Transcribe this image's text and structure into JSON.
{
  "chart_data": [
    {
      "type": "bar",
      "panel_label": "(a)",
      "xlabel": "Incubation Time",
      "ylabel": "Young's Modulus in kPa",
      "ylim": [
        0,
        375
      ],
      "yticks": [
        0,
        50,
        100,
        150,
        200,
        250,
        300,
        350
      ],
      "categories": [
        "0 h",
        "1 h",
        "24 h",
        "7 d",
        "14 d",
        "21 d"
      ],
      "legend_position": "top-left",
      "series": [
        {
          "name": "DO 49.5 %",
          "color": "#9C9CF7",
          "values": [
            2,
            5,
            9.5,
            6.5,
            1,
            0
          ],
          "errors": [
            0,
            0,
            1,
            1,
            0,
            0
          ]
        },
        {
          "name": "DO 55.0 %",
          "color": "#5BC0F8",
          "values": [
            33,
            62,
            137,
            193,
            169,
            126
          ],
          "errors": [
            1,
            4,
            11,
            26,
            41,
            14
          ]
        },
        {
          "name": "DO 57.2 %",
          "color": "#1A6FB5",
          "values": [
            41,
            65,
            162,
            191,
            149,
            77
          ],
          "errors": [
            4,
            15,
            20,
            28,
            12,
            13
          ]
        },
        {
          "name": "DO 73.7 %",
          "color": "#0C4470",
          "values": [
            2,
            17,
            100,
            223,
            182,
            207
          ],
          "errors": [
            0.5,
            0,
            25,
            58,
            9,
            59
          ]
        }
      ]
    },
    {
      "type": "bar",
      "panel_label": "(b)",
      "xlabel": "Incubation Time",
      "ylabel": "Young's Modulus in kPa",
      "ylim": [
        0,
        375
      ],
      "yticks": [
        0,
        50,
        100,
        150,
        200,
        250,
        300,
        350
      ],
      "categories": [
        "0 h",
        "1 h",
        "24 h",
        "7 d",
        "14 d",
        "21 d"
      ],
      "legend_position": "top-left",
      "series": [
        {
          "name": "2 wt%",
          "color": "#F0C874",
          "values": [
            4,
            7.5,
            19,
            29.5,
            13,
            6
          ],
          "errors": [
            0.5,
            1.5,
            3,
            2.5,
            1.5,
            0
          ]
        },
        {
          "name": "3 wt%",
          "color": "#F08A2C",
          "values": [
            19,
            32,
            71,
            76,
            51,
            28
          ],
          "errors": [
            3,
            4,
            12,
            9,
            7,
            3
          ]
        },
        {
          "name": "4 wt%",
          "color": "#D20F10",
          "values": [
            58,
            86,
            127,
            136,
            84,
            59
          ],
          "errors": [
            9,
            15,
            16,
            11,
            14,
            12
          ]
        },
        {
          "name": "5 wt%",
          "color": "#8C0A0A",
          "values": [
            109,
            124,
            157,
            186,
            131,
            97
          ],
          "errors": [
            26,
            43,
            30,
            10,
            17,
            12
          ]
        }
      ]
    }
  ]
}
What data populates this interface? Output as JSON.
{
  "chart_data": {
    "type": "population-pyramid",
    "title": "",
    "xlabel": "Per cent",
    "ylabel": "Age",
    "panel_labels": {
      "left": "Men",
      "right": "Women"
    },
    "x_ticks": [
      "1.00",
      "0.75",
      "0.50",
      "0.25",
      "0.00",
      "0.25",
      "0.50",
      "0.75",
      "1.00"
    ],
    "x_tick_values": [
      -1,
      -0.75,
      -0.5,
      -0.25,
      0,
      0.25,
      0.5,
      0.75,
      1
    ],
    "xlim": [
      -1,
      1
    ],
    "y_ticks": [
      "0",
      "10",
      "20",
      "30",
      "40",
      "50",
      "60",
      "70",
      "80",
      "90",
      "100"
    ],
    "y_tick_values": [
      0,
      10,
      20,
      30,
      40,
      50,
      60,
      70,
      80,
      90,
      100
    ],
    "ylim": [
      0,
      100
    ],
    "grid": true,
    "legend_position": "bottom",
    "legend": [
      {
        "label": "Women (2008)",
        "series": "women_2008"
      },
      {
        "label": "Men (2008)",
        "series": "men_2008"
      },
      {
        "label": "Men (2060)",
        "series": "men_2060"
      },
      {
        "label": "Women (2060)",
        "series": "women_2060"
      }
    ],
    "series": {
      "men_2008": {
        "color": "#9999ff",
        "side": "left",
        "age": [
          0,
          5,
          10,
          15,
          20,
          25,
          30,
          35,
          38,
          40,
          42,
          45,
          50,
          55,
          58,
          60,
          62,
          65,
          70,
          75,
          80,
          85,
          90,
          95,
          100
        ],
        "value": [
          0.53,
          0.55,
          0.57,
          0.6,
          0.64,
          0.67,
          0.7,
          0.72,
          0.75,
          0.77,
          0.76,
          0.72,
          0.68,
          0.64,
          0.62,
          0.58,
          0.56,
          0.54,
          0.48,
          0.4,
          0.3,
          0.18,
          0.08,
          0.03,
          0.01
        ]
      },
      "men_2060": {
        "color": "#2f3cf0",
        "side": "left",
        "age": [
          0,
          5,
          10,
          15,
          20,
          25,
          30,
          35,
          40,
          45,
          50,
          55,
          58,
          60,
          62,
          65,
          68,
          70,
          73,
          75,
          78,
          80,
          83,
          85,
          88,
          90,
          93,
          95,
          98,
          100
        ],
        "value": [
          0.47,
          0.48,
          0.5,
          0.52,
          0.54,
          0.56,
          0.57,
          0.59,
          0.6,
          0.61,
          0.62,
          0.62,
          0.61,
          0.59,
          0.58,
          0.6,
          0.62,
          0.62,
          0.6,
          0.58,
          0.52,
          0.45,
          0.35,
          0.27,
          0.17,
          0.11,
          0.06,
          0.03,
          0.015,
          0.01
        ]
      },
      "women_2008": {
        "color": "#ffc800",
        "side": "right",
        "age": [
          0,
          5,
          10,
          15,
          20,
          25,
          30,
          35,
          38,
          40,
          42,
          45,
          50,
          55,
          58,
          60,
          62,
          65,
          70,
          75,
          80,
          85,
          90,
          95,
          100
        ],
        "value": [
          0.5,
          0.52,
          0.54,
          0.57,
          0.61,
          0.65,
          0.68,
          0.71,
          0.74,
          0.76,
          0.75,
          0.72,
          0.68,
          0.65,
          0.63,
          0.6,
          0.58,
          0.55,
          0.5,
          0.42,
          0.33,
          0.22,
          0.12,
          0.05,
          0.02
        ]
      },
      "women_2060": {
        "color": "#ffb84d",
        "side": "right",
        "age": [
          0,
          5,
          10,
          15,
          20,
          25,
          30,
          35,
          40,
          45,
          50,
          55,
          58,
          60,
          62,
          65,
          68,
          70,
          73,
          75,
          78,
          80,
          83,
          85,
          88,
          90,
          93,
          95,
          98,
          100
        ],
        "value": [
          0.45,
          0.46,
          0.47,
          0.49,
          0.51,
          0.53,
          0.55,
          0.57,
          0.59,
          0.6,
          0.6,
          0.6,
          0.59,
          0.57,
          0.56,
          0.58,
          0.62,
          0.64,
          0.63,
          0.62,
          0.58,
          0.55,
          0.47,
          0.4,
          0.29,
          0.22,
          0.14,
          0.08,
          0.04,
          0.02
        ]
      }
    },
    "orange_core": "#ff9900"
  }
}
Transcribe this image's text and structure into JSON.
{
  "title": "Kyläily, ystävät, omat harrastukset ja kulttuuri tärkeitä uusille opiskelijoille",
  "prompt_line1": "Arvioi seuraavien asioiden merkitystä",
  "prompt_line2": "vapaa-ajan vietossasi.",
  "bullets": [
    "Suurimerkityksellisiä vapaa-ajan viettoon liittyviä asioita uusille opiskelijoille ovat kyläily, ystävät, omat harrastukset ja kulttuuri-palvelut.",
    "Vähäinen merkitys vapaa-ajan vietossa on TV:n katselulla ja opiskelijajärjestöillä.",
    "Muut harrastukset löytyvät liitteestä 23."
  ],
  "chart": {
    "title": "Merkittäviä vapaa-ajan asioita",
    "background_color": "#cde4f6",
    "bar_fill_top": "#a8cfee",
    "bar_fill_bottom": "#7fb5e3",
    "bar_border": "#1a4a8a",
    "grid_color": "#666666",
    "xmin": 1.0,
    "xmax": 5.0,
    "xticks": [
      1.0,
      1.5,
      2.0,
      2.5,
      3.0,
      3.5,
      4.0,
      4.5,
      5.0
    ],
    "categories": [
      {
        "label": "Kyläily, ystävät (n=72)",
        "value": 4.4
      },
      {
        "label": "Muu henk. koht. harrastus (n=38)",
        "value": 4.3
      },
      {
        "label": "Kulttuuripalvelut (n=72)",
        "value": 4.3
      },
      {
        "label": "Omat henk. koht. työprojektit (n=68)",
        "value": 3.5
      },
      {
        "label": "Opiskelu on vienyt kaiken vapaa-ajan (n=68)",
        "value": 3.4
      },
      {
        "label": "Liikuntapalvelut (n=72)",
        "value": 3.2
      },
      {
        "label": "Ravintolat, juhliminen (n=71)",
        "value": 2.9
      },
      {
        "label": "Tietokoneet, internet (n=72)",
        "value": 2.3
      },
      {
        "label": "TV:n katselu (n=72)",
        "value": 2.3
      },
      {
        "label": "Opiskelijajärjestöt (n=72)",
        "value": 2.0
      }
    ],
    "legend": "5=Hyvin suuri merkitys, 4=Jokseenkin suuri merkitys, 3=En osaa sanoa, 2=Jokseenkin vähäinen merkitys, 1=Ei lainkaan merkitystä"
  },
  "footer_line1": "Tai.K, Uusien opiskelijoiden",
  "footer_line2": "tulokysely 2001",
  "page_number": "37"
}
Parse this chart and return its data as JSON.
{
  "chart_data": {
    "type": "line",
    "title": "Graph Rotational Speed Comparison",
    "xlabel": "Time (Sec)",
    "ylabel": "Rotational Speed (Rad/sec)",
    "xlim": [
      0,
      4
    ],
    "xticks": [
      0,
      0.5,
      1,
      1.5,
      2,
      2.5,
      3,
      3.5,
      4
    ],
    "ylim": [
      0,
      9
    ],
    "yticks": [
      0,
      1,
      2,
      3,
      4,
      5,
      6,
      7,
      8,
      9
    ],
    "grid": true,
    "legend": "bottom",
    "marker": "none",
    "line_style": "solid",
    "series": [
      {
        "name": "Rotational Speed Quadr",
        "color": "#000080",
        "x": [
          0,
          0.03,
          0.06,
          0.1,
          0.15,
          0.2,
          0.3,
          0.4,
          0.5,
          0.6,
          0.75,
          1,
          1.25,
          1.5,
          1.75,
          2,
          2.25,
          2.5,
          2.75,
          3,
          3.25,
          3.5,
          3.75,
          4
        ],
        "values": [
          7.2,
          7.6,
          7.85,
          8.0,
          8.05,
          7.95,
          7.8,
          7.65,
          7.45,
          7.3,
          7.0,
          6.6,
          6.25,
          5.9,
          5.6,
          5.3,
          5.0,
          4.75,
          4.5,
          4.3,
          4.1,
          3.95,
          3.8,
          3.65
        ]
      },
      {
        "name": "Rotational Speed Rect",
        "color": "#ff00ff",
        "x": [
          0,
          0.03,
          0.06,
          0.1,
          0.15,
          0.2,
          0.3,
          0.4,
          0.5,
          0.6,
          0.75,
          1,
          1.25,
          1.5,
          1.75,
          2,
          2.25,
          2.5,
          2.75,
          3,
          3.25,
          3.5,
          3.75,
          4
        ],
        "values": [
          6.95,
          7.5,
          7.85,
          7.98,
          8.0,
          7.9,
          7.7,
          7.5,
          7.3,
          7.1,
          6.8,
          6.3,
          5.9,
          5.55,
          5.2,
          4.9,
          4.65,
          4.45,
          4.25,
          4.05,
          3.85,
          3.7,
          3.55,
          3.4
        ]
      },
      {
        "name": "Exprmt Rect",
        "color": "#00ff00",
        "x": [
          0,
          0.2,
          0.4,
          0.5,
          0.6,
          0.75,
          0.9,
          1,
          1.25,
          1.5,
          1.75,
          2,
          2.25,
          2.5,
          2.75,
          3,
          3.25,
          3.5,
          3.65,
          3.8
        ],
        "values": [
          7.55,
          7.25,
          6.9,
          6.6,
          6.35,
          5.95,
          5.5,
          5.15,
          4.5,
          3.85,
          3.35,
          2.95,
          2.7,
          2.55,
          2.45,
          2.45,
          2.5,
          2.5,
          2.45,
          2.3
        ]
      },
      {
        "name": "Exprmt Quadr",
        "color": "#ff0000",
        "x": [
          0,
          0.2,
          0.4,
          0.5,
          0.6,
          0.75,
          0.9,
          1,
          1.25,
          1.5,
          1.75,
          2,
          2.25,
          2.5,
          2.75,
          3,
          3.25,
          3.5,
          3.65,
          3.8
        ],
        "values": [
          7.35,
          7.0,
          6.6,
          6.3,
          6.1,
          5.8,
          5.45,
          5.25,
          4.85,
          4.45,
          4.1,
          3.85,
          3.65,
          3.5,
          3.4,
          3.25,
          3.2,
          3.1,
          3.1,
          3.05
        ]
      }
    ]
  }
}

* * *

> _WHAT THIS TASK INVOLVES_
Collect the lines that hold "JSON".

> _RESPONSE TO THIS EXERCISE_
Transcribe this image's text and structure into JSON.
What data populates this interface? Output as JSON.
Transcribe this image's text and structure into JSON.
Parse this chart and return its data as JSON.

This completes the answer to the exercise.